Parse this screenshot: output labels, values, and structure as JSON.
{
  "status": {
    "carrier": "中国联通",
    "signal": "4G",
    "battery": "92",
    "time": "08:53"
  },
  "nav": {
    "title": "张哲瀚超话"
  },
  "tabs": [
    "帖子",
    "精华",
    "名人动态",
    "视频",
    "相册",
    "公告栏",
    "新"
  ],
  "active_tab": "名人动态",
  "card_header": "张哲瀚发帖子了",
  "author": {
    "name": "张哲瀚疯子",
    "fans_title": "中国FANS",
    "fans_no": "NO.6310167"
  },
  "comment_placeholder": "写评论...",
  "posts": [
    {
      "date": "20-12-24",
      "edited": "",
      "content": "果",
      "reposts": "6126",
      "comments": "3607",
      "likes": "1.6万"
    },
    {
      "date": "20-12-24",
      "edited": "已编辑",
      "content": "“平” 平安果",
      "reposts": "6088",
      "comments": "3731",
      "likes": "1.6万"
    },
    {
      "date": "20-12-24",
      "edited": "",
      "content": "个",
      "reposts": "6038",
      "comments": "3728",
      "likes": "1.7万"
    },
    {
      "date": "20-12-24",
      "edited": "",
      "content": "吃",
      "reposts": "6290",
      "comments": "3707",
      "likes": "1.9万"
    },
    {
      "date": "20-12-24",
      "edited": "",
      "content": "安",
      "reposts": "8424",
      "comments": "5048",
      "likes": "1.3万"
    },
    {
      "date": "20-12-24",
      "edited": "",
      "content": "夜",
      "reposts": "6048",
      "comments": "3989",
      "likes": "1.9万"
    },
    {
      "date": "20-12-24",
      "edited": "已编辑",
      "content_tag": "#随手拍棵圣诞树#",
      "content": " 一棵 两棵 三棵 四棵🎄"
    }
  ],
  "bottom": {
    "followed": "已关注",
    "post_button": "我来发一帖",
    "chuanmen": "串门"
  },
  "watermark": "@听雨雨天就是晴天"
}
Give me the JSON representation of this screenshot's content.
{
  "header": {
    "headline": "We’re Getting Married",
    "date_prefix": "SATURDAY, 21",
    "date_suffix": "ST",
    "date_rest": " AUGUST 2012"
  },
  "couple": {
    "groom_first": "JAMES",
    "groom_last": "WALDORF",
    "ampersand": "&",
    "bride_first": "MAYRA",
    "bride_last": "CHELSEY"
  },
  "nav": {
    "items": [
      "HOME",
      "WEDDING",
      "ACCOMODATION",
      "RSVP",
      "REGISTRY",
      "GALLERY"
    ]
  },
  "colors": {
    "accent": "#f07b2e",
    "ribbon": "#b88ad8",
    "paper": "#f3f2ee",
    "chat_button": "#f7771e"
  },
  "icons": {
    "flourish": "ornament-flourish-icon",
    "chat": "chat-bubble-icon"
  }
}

________

▶ What is asked
In the records above, find the lines containing "JSON" and copy them.

▶ Answer to the problem
Parse this screenshot: output labels, values, and structure as JSON.
Give me the JSON representation of this screenshot's content.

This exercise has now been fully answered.